▸ **TASK INSTRUCTIONS**
Extract every line from the records below that contains the word "строен".

▸ **SUPPLIED DATA**
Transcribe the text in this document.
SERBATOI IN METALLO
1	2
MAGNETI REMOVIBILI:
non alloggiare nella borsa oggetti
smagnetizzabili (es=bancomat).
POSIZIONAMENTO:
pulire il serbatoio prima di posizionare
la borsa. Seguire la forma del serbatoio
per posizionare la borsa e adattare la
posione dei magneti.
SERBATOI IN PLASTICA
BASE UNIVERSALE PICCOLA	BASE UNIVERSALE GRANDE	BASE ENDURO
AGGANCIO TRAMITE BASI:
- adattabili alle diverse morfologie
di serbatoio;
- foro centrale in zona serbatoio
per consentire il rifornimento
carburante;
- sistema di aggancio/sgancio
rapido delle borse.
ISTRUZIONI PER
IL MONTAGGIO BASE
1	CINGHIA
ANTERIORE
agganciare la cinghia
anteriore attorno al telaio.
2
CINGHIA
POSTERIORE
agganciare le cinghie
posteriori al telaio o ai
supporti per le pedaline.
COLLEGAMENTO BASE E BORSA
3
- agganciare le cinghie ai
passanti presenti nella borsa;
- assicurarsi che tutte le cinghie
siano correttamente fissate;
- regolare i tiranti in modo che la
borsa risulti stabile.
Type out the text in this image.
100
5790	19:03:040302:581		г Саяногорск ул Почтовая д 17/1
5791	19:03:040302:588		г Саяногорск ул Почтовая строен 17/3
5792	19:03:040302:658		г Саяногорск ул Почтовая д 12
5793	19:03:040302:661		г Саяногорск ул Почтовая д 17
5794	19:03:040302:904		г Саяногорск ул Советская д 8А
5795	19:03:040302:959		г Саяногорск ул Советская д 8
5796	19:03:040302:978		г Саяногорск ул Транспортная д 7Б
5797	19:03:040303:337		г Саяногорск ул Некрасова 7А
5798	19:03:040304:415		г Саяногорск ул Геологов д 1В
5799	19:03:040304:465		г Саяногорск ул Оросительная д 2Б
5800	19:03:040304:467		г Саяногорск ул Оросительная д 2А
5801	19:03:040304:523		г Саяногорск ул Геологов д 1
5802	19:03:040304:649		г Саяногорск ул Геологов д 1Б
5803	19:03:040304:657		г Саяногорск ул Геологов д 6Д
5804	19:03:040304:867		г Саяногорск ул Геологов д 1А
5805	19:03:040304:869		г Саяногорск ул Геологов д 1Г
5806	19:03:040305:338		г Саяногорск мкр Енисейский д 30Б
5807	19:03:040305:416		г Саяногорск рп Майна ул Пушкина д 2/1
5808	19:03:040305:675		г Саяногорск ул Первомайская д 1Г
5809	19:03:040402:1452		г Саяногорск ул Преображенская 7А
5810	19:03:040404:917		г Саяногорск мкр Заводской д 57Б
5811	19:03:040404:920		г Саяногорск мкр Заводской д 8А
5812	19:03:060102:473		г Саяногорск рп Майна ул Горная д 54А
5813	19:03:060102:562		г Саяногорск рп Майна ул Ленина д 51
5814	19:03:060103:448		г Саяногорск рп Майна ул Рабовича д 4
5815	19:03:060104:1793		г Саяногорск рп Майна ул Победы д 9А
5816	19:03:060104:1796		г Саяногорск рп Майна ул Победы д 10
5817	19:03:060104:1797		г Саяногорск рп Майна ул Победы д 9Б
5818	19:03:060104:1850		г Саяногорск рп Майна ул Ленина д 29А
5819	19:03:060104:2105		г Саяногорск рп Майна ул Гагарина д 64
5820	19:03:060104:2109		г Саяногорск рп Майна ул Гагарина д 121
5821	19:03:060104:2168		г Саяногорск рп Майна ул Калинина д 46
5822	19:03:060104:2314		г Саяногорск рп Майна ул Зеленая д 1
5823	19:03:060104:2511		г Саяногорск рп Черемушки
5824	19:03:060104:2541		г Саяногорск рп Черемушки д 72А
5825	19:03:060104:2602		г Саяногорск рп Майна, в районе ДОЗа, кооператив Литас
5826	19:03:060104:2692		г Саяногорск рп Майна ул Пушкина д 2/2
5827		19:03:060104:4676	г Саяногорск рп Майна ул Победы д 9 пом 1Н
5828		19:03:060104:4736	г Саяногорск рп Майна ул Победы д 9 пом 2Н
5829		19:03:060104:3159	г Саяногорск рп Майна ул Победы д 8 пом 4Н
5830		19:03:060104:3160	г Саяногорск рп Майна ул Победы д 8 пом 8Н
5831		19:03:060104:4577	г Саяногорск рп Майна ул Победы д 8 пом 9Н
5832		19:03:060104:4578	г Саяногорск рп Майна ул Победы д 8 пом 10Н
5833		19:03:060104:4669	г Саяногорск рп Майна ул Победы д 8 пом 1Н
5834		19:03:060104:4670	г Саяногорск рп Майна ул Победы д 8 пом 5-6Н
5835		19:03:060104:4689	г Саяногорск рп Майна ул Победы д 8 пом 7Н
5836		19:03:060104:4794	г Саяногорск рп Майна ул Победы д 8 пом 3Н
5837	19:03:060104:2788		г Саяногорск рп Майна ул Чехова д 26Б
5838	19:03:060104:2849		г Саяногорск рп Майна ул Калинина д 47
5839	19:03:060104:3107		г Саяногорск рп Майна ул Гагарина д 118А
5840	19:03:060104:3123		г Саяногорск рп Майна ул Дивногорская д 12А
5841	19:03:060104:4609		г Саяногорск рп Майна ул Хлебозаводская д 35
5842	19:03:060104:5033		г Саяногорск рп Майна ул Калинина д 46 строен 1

▸ **OUTPUT**
5791	19:03:040302:588		г Саяногорск ул Почтовая строен 17/3
5842	19:03:060104:5033		г Саяногорск рп Майна ул Калинина д 46 строен 1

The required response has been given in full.